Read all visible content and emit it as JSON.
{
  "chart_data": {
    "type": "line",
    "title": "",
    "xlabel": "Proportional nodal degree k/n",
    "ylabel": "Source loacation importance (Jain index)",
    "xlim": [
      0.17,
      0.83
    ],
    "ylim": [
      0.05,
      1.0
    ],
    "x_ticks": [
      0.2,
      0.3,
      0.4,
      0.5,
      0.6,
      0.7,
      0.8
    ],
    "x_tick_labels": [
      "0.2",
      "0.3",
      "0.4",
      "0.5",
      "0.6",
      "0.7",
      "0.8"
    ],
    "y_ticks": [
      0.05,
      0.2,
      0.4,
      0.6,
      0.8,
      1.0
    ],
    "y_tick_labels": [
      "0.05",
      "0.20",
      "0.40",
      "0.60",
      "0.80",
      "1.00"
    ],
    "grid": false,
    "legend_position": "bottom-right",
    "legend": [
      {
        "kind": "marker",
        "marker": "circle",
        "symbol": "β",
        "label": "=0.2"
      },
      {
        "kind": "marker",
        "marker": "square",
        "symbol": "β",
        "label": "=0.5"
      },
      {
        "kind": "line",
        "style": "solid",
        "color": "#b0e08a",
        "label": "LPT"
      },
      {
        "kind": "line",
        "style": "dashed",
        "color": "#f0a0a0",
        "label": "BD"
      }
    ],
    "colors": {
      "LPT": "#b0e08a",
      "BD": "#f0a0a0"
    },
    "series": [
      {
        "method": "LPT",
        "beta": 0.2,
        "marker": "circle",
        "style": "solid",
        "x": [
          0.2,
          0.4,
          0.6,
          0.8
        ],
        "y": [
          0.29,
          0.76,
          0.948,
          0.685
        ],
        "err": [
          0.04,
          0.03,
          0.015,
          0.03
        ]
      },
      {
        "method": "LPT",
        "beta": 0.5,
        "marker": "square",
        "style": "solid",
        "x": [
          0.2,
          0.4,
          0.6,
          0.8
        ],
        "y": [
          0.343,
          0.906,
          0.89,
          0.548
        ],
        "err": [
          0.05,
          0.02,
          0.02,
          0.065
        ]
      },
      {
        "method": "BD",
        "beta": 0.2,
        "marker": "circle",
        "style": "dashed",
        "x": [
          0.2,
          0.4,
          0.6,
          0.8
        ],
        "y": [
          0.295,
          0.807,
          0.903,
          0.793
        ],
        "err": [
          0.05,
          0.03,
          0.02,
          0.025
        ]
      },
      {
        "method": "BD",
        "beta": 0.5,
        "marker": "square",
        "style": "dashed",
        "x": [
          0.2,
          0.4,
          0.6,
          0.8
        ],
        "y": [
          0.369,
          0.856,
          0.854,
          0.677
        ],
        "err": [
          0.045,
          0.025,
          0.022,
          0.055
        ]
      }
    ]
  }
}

*Task requirements*
All the data must be duplicated exactly, with nothing added or removed.

*Task response*
Read all visible content and emit it as JSON.
{
  "chart_data": {
    "type": "line",
    "title": "",
    "xlabel": "Proportional nodal degree k/n",
    "ylabel": "Source loacation importance (Jain index)",
    "xlim": [
      0.17,
      0.83
    ],
    "ylim": [
      0.05,
      1.0
    ],
    "x_ticks": [
      0.2,
      0.3,
      0.4,
      0.5,
      0.6,
      0.7,
      0.8
    ],
    "x_tick_labels": [
      "0.2",
      "0.3",
      "0.4",
      "0.5",
      "0.6",
      "0.7",
      "0.8"
    ],
    "y_ticks": [
      0.05,
      0.2,
      0.4,
      0.6,
      0.8,
      1.0
    ],
    "y_tick_labels": [
      "0.05",
      "0.20",
      "0.40",
      "0.60",
      "0.80",
      "1.00"
    ],
    "grid": false,
    "legend_position": "bottom-right",
    "legend": [
      {
        "kind": "marker",
        "marker": "circle",
        "symbol": "β",
        "label": "=0.2"
      },
      {
        "kind": "marker",
        "marker": "square",
        "symbol": "β",
        "label": "=0.5"
      },
      {
        "kind": "line",
        "style": "solid",
        "color": "#b0e08a",
        "label": "LPT"
      },
      {
        "kind": "line",
        "style": "dashed",
        "color": "#f0a0a0",
        "label": "BD"
      }
    ],
    "colors": {
      "LPT": "#b0e08a",
      "BD": "#f0a0a0"
    },
    "series": [
      {
        "method": "LPT",
        "beta": 0.2,
        "marker": "circle",
        "style": "solid",
        "x": [
          0.2,
          0.4,
          0.6,
          0.8
        ],
        "y": [
          0.29,
          0.76,
          0.948,
          0.685
        ],
        "err": [
          0.04,
          0.03,
          0.015,
          0.03
        ]
      },
      {
        "method": "LPT",
        "beta": 0.5,
        "marker": "square",
        "style": "solid",
        "x": [
          0.2,
          0.4,
          0.6,
          0.8
        ],
        "y": [
          0.343,
          0.906,
          0.89,
          0.548
        ],
        "err": [
          0.05,
          0.02,
          0.02,
          0.065
        ]
      },
      {
        "method": "BD",
        "beta": 0.2,
        "marker": "circle",
        "style": "dashed",
        "x": [
          0.2,
          0.4,
          0.6,
          0.8
        ],
        "y": [
          0.295,
          0.807,
          0.903,
          0.793
        ],
        "err": [
          0.05,
          0.03,
          0.02,
          0.025
        ]
      },
      {
        "method": "BD",
        "beta": 0.5,
        "marker": "square",
        "style": "dashed",
        "x": [
          0.2,
          0.4,
          0.6,
          0.8
        ],
        "y": [
          0.369,
          0.856,
          0.854,
          0.677
        ],
        "err": [
          0.045,
          0.025,
          0.022,
          0.055
        ]
      }
    ]
  }
}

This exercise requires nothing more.